## Stated exercise:
Collect every line of the records that contains the string "metadata", copying each line in full. Case counts.
** BEGIN Entries provided **
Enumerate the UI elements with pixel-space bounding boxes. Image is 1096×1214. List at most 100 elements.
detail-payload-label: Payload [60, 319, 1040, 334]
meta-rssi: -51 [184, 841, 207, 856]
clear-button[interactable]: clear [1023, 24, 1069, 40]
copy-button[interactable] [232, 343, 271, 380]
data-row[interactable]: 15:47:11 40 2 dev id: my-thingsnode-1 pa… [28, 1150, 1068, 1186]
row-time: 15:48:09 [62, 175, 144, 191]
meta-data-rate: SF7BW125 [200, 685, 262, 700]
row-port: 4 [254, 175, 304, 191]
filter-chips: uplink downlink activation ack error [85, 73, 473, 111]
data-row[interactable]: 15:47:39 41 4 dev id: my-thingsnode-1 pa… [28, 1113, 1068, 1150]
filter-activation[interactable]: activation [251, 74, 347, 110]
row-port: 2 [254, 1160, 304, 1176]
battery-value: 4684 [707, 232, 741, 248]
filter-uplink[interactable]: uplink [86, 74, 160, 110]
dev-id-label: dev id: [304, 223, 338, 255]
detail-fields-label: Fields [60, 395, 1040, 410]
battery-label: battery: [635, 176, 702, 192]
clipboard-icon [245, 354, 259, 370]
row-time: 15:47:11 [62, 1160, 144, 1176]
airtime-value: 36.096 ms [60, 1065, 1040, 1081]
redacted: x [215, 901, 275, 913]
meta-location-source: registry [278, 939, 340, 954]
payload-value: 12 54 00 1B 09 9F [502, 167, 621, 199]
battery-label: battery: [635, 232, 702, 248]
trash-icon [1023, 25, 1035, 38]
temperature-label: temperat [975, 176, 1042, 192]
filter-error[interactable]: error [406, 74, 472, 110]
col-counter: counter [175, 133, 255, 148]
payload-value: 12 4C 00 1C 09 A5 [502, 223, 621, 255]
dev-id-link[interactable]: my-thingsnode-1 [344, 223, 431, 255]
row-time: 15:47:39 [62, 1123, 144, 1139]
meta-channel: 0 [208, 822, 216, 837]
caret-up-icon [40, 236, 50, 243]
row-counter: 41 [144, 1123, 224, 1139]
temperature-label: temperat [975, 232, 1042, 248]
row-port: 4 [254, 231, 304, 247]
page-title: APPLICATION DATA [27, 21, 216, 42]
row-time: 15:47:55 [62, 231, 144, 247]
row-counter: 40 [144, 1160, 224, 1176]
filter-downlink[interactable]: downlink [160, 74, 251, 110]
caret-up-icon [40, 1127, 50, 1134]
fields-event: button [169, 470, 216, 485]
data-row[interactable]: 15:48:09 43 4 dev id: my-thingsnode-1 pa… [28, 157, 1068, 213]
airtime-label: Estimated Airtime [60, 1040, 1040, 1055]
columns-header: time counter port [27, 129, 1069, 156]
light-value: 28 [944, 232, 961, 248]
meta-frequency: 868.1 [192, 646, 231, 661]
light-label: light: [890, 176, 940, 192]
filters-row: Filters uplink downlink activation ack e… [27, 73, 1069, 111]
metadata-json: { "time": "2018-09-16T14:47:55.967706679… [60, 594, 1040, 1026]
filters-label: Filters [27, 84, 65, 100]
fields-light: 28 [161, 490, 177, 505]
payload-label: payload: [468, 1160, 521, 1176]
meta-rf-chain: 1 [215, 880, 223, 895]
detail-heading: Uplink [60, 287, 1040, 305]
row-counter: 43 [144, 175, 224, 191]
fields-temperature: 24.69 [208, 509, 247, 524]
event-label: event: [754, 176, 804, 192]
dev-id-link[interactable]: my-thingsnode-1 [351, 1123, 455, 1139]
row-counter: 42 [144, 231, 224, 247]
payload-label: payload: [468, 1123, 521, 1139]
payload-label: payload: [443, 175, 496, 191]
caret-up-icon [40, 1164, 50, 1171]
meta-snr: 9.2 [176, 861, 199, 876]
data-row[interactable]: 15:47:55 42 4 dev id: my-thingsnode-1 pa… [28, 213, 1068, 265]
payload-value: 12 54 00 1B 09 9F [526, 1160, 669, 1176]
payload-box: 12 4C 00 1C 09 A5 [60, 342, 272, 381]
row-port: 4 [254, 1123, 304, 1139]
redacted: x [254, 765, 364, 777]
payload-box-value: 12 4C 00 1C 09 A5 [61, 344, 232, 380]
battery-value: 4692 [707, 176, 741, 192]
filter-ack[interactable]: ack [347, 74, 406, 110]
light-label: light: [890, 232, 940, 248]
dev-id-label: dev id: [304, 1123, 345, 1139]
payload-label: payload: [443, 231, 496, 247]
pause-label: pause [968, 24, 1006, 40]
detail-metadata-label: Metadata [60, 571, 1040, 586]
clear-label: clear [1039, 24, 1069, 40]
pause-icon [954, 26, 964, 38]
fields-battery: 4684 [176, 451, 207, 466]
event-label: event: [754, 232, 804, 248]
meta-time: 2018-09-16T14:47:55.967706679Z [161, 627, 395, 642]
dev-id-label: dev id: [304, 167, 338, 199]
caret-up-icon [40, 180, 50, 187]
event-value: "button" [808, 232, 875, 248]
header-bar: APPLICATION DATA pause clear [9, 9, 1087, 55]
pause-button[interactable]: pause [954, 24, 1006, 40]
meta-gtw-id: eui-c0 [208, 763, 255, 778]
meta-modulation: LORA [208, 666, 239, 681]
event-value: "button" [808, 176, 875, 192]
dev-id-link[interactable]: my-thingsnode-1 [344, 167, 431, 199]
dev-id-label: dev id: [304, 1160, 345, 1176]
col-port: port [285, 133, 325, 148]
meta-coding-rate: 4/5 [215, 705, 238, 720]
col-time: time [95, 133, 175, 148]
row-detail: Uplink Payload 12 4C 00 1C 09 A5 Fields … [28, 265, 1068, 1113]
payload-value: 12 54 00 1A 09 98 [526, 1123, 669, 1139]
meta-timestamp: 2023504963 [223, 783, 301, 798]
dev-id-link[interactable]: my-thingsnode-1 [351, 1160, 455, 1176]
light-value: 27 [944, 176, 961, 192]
** END Entries provided **
## Written reply:
metadata-json: { "time": "2018-09-16T14:47:55.967706679… [60, 594, 1040, 1026]
detail-metadata-label: Metadata [60, 571, 1040, 586]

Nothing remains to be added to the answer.